## What the task requires
How much room for sensor code does the LMIC board post say remains when using its code?

## Source extract
--- BEGIN ---
Link to bsfrance code and documentation BUT BE AWARE ...i did order a board and get version 1.2 and that do not fit with drawings and photos you can find on the internet.
If you want to use IO1, IO2 or IO3 then you have to solder the bridge on the back site of the board.
I01 go to Pin1, I02 go to Pin2 and I03 go to Pin3.
it means that your LMIC settings have to be.
const lmic_pinmap lmic_pins = {
.nss = 8, // Digital pin connected to SS
.rxtx = LMIC_UNUSED_PIN, // we do not use these
.rst = 4, // Digital pin connected to RST
.dio = {7, 1, 2}, // Digital pin connected to 00,01,02
};
Here are my code with use of LMIC library from github LMIC link
Remember if you upload the code and afterwards do have problems with uploading it is because use of lowpower.
Then hit reset when your IDE say uploading ..It will restart chip without loading the old code and before it start the old code it go into uploading and therefore you can now upload.
When using this code you do only have 5k back to sensor code.
/*
* This code is a copy and a futher development
* from https://github.com/matthijskooijman/arduino-lmic
* a great guy which did a wonderfull job
* I did put on the powerdown etc
* have fun Hjalmar Skovholm Hansen
*/
#include <lmic.h>
#include <hal/hal.h>
#include "LowPower.h"
// keys from TheThingsNetwork
// I do use ABP so have to put them in manually
// this because of LowPower
// update will come later when found a solution ;o)
--- END ---
## Raw data
--- BEGIN ---
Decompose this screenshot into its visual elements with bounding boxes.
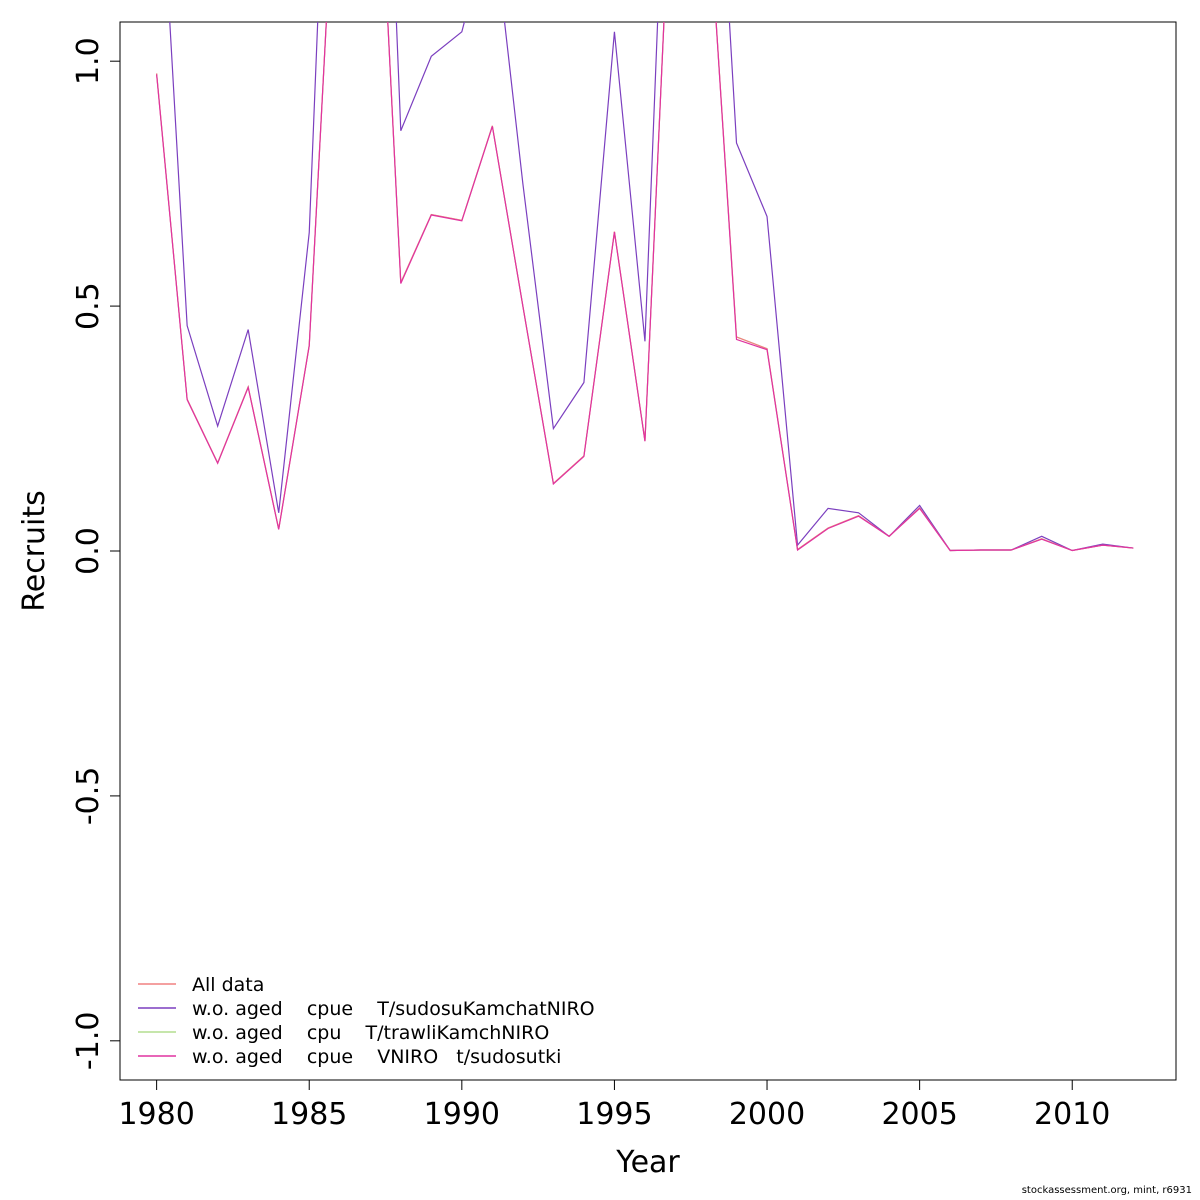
x-axis-label: Year	[615, 1145, 680, 1180]
series-line-0	[156, 22, 1134, 552]
x-tick-label: 1995	[576, 1097, 652, 1132]
x-tick-label: 1985	[271, 1097, 347, 1132]
legend-label: w.o. aged cpue T/sudosuKamchatNIRO	[192, 998, 595, 1020]
y-tick-label: 1.0	[71, 37, 106, 85]
series-line-3	[156, 22, 1134, 552]
legend-label: w.o. aged cpu T/trawliKamchNIRO	[192, 1022, 549, 1044]
x-tick-label: 2010	[1034, 1097, 1110, 1132]
y-axis-label: Recruits	[17, 490, 52, 612]
x-tick-label: 1980	[118, 1097, 194, 1132]
y-tick-label: -0.5	[71, 767, 106, 826]
plot-frame	[119, 21, 1177, 1081]
y-axis: -1.0 -0.5 0.0 0.5 1.0	[71, 37, 121, 1071]
x-tick-label: 2005	[881, 1097, 957, 1132]
x-axis: 1980 1985 1990 1995 2000 2005 2010	[118, 1079, 1110, 1132]
footer-credit: stockassessment.org, mint, r6931	[1021, 1185, 1192, 1196]
x-tick-label: 1990	[424, 1097, 500, 1132]
y-tick-label: 0.5	[71, 282, 106, 330]
y-tick-label: -1.0	[71, 1012, 106, 1071]
series-line-2	[156, 22, 1134, 552]
y-tick-label: 0.0	[71, 527, 106, 575]
legend-label: w.o. aged cpue VNIRO t/sudosutki	[192, 1046, 561, 1068]
legend-label: All data	[192, 974, 264, 996]
x-tick-label: 2000	[729, 1097, 805, 1132]
series-line-1	[169, 22, 1134, 552]
series-layer	[156, 22, 1134, 552]
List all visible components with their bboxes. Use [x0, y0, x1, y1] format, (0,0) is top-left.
--- END ---
## Output of the exercise
Only 5k.